- [TASK DESCRIPTION]
Extract all lines from the data beneath that include the word "узла".
..........
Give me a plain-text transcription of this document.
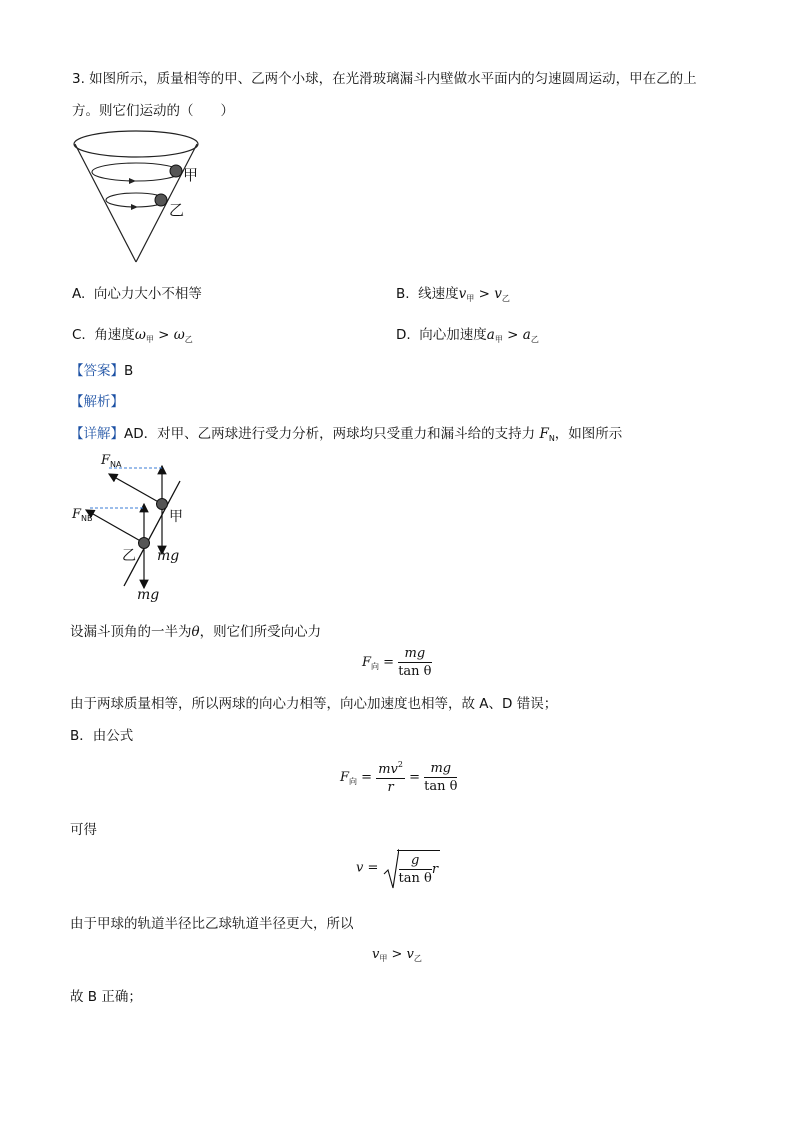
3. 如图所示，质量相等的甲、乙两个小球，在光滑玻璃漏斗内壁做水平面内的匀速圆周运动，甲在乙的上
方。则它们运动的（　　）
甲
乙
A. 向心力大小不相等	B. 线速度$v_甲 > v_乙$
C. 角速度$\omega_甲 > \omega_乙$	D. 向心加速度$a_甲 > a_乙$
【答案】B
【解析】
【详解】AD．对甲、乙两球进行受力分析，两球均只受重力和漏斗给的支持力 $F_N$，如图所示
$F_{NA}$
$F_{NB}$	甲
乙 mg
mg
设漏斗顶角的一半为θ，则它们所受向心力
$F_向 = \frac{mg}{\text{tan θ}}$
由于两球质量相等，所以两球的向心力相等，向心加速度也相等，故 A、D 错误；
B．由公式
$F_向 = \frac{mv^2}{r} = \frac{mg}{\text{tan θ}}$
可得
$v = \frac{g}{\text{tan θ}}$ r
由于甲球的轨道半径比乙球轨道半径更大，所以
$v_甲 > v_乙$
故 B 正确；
..........
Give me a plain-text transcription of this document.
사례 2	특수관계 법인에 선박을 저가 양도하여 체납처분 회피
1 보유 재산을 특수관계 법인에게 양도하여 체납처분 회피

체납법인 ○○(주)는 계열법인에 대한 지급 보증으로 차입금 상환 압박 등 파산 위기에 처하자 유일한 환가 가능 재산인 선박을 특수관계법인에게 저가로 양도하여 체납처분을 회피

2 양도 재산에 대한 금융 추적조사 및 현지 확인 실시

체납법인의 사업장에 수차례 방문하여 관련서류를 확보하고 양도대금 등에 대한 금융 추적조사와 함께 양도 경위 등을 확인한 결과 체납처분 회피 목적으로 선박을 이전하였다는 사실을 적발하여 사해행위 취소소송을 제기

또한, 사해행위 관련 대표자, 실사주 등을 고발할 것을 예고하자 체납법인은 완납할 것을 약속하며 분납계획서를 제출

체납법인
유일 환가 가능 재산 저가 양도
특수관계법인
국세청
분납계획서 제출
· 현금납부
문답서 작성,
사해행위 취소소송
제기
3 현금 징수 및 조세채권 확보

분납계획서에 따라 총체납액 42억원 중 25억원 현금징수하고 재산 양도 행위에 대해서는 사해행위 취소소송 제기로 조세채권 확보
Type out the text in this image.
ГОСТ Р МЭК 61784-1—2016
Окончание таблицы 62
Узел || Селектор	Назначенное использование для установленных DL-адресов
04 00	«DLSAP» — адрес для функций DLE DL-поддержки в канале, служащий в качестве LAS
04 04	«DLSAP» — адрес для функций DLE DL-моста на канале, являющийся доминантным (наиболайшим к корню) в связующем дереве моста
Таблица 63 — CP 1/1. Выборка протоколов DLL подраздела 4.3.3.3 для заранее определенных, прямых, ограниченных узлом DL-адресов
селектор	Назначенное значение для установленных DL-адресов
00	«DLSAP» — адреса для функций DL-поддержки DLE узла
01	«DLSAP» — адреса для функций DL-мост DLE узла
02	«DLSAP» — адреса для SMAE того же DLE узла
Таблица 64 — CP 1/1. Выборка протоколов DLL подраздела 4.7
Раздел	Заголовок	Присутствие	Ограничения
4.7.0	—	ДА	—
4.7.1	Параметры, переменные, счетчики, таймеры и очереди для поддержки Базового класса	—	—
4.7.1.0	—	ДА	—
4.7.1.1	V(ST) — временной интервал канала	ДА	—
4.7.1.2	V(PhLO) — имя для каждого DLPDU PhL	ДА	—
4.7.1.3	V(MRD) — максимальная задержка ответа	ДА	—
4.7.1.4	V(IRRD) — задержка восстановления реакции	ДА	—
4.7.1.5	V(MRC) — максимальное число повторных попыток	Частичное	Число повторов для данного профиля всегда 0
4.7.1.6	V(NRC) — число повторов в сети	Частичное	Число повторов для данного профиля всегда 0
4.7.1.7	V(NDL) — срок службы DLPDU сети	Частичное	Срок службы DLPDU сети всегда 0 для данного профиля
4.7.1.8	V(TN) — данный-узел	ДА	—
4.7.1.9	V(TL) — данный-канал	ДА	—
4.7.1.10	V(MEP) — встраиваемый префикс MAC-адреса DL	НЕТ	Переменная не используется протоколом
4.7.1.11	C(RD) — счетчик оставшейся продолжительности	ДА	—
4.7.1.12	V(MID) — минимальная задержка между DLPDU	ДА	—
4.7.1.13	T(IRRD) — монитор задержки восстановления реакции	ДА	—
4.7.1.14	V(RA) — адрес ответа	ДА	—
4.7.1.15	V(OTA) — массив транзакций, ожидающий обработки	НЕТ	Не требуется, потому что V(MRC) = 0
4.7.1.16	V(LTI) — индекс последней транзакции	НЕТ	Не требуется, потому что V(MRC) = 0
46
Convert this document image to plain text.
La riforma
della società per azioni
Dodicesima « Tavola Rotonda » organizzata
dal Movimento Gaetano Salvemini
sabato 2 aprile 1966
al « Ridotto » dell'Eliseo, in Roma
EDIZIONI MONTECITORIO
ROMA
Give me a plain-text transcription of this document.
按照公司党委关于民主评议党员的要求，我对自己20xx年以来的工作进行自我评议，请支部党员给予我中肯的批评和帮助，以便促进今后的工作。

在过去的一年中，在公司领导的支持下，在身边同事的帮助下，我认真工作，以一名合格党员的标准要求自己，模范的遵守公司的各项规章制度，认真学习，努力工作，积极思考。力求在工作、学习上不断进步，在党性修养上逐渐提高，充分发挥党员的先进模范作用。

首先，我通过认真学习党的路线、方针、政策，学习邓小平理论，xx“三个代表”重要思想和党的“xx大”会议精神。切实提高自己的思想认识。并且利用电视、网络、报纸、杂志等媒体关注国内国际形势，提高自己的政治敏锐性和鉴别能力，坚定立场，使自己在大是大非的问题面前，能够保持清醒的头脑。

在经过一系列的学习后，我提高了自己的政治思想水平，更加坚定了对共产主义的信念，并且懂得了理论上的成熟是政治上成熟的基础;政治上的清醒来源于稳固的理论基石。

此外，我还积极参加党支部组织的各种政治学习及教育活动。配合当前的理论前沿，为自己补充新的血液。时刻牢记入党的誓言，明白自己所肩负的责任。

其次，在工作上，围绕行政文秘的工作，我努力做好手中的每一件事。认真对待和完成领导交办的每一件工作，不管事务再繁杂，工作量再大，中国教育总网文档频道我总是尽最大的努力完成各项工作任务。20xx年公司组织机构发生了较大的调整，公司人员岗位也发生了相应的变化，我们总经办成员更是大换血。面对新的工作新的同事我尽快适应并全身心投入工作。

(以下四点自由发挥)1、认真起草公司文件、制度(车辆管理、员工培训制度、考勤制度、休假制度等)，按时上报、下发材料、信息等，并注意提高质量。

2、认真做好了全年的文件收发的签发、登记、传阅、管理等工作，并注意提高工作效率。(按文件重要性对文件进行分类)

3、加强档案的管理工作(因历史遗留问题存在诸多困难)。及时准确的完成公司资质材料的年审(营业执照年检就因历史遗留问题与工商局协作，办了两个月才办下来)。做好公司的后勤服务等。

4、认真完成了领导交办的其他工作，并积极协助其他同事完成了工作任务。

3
..........
- [ANSWER BELOW]
00	«DLSAP» — адреса для функций DL-поддержки DLE узла
01	«DLSAP» — адреса для функций DL-мост DLE узла
02	«DLSAP» — адреса для SMAE того же DLE узла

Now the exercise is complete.